[Provided text]
────
Quote: Nigel Kelly @ January 8, 2008, 4:31 PMI only pray that Jerf constructed houses better than he has sentences.
I'm sure hes very proud of his erections
Quote: Nigel Kelly @ January 8, 2008, 4:31 PMI only pray that Jerf constructed houses better than he has sentences.
I'm sure hes very proud of his erections
Nigel from Northern Ireland. How about yer. Bit of Jim MacDonald there so it is. Your type of criticism is what I mean, Negative, Please be positive( that's the opposite of negative)
For example; Do you pray for nothing else but my houses and sentences?
I pray that Jerf constructed houses better than his sentences,is the correct version. You were mixing your past tense with your conjoiners this makes your prepersitions invalid especially if used before adverbs or after adjectives, and NEVER NEVER in between. It's all in my two publications( books) Grammar made Simple, and the A level version, Grammar made Difficult.
Quote: Rob B @ January 8, 2008, 12:22 AM3. Always point out that the script you've written was much better than theirs and it still got rejected.
I hope this is not a reference to my 'critique' of your 'Snapper' idea!!
I did mention one of my old scripts, but only to say that it has all the flaws yours does; I didn't say it was any better.
It is better, of course, but then I would say that wouldn't I...?
Seriously though, I'll dig it out of the critique graveyard and you can see (I've redrafted it since but I can still feel a vague knowledge that it's not as good as it should be... it's one of those hanger-on things you write when you're about 15 and can't bear to let go of).
As for critique, I'd say there are 2 main areas: what the idea is and how it is expressed. Both can be in for analysis, the latter usually more than the former.
I think a sitcom can be broken down into characterisation and plot, which can be broken down further and further into areas like 'setting' etc. So long as any opinion is supported with valid reasons though, I don't see a problem. Can't always be too analytical. It's comedy.
Quote: Jerf Roberwitz @ January 7, 2008, 11:15 PMIt is far more constructive to say. Your work reads like a leaflet explaining the assembly of flat-pack furniture. Than, "I didn't like it",and
"No,I didn't like it iether". and, "I like funny jokes like," (listen to this)
A man has a heart attack every 2mins and,(wait for it)he's fed up with it.
Try more helpful remarks, for instance. Your work reads like a reply from the Ministry of Health and Social Security.Well there it is, a few handy tips. Please add your own.
────
[Task details]
Answer these questions about the thread on critique:
(a) What are the titles of the two publications named in the reply addressed to Nigel?
(b) Which two main areas of critique are identified in the post about analyzing a sitcom?
(c) According to the quote from Jerf Roberwitz, what remark is far more constructive than "I didn't like it"?

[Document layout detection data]
────
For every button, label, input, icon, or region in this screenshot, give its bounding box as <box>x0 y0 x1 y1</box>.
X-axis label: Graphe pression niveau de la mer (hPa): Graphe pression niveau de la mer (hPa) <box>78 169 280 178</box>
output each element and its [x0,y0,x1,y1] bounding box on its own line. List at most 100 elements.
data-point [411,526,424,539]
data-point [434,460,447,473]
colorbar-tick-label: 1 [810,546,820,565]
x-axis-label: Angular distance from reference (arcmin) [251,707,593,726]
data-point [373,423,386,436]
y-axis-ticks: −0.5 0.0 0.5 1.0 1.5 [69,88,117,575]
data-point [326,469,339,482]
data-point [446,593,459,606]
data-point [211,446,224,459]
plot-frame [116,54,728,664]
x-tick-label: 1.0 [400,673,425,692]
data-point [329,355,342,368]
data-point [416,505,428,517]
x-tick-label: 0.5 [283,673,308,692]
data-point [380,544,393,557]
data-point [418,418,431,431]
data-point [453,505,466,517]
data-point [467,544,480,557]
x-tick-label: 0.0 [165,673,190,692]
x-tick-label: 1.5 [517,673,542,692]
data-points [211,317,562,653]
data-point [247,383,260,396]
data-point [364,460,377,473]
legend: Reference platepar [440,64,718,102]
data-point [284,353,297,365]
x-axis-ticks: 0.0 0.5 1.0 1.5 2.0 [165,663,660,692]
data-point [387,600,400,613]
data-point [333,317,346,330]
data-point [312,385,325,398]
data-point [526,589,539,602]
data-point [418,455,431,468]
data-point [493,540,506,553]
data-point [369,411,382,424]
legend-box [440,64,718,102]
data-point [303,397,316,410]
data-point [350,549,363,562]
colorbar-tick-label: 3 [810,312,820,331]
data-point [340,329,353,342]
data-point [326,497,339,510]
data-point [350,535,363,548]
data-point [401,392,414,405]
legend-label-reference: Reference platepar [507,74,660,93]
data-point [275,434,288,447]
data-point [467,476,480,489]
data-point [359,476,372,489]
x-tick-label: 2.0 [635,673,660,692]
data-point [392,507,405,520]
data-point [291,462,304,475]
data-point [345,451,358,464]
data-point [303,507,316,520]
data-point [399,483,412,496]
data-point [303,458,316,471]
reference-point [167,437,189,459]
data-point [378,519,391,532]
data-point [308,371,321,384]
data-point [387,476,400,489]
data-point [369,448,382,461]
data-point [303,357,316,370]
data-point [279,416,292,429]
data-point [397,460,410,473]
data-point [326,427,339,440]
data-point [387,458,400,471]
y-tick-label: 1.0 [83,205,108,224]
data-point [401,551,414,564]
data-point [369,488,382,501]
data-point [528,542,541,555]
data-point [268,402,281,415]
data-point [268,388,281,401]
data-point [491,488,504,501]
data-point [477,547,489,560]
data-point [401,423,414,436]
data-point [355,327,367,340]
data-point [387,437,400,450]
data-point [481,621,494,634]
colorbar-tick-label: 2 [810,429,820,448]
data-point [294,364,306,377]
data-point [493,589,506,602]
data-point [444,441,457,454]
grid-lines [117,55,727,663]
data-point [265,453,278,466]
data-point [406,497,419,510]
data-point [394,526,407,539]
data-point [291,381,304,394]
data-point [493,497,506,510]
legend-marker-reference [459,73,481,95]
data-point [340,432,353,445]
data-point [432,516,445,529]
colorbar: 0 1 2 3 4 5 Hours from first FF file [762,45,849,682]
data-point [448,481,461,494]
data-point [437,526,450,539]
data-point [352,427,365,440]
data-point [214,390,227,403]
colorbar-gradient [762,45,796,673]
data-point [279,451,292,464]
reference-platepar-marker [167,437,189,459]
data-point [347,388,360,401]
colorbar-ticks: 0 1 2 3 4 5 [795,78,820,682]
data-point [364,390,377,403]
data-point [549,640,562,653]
────
[Completed task]
(a) Grammar made Simple and Grammar made Difficult (the A level version).
(b) What the idea is and how it is expressed.
(c) "Your work reads like a leaflet explaining the assembly of flat-pack furniture."